Dataset records —
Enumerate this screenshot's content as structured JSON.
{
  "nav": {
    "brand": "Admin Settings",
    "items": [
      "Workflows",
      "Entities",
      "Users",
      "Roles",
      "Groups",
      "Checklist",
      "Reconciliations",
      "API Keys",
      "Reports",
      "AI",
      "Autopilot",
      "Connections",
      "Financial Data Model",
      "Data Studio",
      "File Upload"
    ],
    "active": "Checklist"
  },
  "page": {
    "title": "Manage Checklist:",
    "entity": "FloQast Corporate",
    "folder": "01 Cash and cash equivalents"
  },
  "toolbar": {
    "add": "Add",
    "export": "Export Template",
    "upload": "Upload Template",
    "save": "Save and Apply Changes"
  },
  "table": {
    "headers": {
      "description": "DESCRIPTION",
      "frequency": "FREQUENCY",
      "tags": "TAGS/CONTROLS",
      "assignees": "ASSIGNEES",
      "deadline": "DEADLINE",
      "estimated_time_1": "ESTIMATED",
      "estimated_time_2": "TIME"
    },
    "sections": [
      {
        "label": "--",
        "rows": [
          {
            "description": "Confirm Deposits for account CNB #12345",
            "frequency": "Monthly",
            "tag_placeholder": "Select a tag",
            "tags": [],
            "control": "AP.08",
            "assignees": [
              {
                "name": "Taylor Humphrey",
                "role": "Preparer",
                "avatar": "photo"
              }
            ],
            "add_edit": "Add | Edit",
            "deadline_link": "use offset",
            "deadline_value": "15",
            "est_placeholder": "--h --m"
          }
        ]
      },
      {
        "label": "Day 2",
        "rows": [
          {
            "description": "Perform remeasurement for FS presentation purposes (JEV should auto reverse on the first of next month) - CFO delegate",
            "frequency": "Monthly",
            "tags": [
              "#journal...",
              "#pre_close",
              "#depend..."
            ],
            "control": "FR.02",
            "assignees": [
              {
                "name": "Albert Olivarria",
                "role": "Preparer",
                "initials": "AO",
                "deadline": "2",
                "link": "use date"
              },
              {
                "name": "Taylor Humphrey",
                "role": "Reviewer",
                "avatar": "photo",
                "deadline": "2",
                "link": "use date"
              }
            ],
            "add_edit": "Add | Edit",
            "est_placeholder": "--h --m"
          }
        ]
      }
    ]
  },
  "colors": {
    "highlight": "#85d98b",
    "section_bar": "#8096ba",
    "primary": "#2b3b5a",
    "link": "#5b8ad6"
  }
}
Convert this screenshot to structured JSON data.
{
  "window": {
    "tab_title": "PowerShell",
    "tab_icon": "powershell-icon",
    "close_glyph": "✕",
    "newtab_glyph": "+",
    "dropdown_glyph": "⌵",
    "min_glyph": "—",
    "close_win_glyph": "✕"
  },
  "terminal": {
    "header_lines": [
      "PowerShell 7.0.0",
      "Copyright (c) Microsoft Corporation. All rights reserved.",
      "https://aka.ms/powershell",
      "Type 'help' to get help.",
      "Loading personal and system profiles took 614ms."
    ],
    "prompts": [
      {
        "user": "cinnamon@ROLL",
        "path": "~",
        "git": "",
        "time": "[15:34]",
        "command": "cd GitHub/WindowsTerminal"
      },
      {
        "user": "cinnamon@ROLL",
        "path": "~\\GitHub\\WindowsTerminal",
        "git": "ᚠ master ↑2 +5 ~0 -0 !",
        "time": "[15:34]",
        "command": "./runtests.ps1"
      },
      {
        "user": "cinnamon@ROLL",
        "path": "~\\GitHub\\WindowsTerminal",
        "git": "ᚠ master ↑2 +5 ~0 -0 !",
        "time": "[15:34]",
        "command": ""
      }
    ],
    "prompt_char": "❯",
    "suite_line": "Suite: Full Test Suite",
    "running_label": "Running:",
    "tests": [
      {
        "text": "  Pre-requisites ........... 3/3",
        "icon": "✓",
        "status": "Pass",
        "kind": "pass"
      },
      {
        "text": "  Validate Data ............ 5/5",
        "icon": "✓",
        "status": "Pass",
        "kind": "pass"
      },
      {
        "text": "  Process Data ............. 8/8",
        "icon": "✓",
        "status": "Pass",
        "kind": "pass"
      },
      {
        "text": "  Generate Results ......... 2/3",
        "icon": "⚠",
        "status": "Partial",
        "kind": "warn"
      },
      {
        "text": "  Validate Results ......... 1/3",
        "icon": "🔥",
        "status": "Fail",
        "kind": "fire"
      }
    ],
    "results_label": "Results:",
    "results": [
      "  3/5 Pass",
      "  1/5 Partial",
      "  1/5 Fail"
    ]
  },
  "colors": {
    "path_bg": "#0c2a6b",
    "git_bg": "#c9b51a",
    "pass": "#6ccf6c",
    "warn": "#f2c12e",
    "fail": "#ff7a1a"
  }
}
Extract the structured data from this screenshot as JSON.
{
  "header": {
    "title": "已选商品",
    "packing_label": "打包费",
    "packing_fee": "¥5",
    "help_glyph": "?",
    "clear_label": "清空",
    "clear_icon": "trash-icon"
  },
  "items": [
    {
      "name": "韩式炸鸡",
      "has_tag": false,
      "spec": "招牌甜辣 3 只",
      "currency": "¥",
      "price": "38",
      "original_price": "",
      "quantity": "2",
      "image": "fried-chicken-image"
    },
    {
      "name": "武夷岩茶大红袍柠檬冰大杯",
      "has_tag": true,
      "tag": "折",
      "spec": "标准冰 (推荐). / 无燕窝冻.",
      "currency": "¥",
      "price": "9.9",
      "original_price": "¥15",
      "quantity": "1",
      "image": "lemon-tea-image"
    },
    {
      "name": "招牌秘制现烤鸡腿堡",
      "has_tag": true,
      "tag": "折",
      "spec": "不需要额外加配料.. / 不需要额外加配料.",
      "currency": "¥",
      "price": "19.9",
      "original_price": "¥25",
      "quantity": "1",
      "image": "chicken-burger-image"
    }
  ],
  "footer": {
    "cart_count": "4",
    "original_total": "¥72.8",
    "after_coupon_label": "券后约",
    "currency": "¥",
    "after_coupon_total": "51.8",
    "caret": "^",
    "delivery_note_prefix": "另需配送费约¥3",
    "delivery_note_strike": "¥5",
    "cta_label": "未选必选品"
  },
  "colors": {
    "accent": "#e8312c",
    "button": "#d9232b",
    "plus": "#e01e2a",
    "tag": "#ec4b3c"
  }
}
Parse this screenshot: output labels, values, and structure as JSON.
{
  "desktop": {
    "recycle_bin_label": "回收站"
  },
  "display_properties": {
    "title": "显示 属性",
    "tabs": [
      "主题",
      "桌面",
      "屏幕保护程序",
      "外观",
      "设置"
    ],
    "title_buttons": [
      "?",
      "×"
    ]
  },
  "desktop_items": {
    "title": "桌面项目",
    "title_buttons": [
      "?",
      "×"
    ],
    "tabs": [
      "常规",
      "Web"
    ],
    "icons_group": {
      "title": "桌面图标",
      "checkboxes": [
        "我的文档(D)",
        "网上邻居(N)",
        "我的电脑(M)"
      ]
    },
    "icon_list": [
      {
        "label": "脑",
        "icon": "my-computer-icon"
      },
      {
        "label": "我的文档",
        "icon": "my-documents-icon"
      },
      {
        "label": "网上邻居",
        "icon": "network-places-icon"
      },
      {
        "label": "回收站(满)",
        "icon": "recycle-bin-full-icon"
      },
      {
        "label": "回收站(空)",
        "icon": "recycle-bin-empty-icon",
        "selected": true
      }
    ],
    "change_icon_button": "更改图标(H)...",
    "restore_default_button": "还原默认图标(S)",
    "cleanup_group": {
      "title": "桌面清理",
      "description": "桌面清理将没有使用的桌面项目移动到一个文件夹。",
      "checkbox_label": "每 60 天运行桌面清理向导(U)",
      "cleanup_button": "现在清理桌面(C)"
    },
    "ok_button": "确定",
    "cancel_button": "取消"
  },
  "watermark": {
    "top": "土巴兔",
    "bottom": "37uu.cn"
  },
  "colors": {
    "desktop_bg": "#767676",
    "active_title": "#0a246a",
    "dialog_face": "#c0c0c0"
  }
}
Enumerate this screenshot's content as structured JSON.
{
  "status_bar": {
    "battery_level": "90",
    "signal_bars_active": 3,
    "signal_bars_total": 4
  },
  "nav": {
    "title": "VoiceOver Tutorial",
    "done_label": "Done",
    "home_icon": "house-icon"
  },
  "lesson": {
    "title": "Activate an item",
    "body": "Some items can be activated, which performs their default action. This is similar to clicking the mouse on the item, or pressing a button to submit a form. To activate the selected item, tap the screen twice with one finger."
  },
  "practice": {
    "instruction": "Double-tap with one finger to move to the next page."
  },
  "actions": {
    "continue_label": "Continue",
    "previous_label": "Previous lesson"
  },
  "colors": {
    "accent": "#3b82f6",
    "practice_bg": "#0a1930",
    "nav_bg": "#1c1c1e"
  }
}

STATED TASK — Single out each line of the records above with the string "selected" in it, and copy it.

FINISHED TASK —
        "selected": true
    "body": "Some items can be activated, which performs their default action. This is similar to clicking the mouse on the item, or pressing a button to submit a form. To activate the selected item, tap the screen twice with one finger."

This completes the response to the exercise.